WHAT THIS TASK INVOLVES: Retype the data below exactly, from its first line through the line containing "svg-text:12: 12 — [240, 643, 257, 660]", with both of those lines included.

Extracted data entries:

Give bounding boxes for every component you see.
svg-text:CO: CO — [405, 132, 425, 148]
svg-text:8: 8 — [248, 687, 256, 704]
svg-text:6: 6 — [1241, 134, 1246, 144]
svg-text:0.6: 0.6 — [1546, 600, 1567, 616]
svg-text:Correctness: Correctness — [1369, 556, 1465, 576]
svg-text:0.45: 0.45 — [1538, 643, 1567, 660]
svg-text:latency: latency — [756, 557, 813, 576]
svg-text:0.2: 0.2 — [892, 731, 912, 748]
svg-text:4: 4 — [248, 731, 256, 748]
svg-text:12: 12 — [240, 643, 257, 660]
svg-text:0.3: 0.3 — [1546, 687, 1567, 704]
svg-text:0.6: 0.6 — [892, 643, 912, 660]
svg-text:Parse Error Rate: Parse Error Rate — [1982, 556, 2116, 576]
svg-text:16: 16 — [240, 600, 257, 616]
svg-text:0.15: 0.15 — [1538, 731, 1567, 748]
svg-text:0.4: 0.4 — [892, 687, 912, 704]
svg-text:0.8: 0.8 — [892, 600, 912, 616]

FULL ANSWER:
Give bounding boxes for every component you see.
svg-text:CO: CO — [405, 132, 425, 148]
svg-text:8: 8 — [248, 687, 256, 704]
svg-text:6: 6 — [1241, 134, 1246, 144]
svg-text:0.6: 0.6 — [1546, 600, 1567, 616]
svg-text:Correctness: Correctness — [1369, 556, 1465, 576]
svg-text:0.45: 0.45 — [1538, 643, 1567, 660]
svg-text:latency: latency — [756, 557, 813, 576]
svg-text:0.2: 0.2 — [892, 731, 912, 748]
svg-text:4: 4 — [248, 731, 256, 748]
svg-text:12: 12 — [240, 643, 257, 660]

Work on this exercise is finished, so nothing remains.